EXERCISE
All entries must be repeated exactly; do not include the pictures.
━━━━━━
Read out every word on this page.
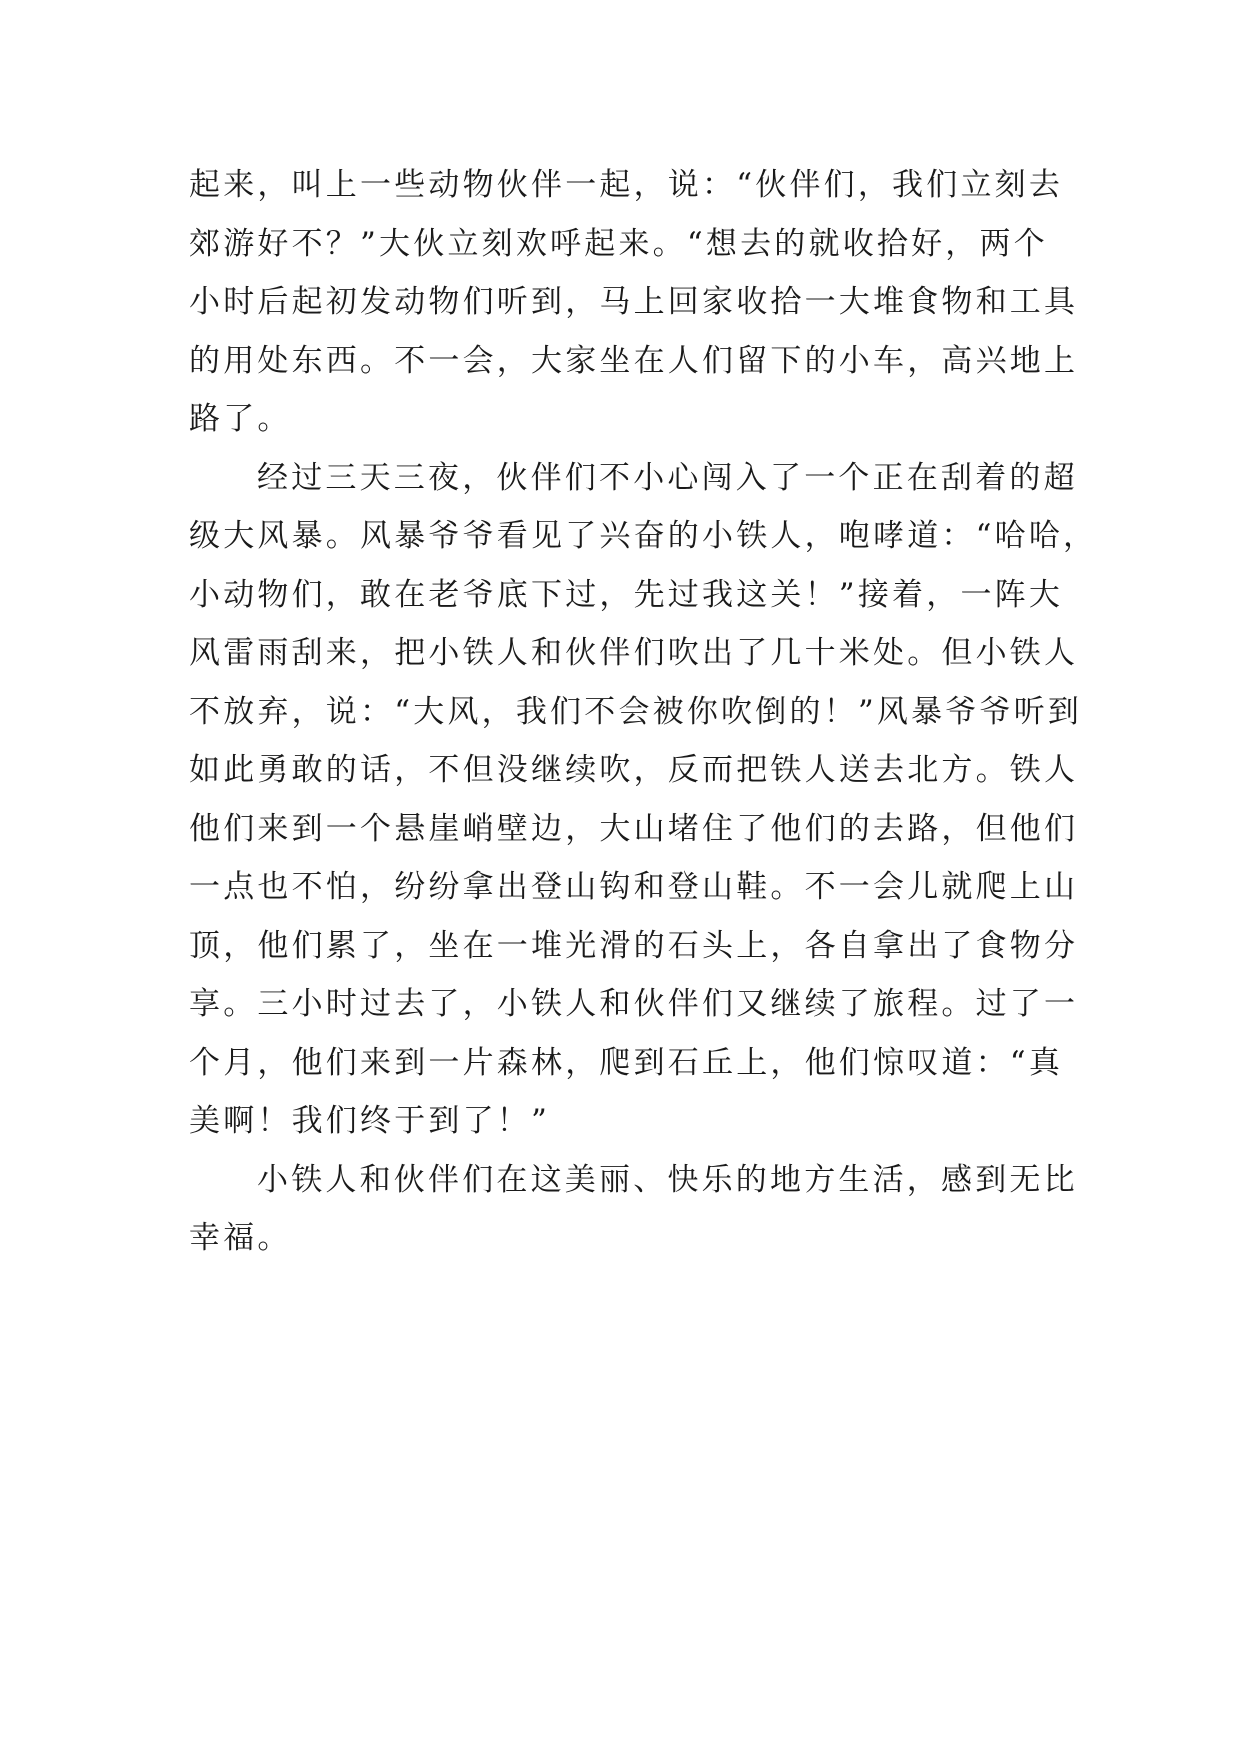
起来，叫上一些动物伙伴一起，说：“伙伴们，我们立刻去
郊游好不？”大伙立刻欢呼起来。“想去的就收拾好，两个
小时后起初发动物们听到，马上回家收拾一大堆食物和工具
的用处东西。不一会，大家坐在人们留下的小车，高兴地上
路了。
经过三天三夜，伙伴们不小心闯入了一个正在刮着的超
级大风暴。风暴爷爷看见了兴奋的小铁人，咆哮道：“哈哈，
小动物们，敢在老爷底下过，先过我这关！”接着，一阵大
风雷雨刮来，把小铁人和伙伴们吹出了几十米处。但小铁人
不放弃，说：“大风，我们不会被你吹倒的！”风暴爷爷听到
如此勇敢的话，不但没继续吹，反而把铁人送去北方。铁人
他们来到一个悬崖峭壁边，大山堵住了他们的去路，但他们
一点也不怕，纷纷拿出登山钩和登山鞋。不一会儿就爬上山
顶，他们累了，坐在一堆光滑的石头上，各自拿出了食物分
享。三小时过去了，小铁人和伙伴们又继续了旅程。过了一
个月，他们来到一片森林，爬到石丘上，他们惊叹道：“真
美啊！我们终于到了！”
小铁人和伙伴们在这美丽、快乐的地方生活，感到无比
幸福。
━━━━━━
EXERCISE RESULT
Read out every word on this page.
起来，叫上一些动物伙伴一起，说：“伙伴们，我们立刻去
郊游好不？”大伙立刻欢呼起来。“想去的就收拾好，两个
小时后起初发动物们听到，马上回家收拾一大堆食物和工具
的用处东西。不一会，大家坐在人们留下的小车，高兴地上
路了。
经过三天三夜，伙伴们不小心闯入了一个正在刮着的超
级大风暴。风暴爷爷看见了兴奋的小铁人，咆哮道：“哈哈，
小动物们，敢在老爷底下过，先过我这关！”接着，一阵大
风雷雨刮来，把小铁人和伙伴们吹出了几十米处。但小铁人
不放弃，说：“大风，我们不会被你吹倒的！”风暴爷爷听到
如此勇敢的话，不但没继续吹，反而把铁人送去北方。铁人
他们来到一个悬崖峭壁边，大山堵住了他们的去路，但他们
一点也不怕，纷纷拿出登山钩和登山鞋。不一会儿就爬上山
顶，他们累了，坐在一堆光滑的石头上，各自拿出了食物分
享。三小时过去了，小铁人和伙伴们又继续了旅程。过了一
个月，他们来到一片森林，爬到石丘上，他们惊叹道：“真
美啊！我们终于到了！”
小铁人和伙伴们在这美丽、快乐的地方生活，感到无比
幸福。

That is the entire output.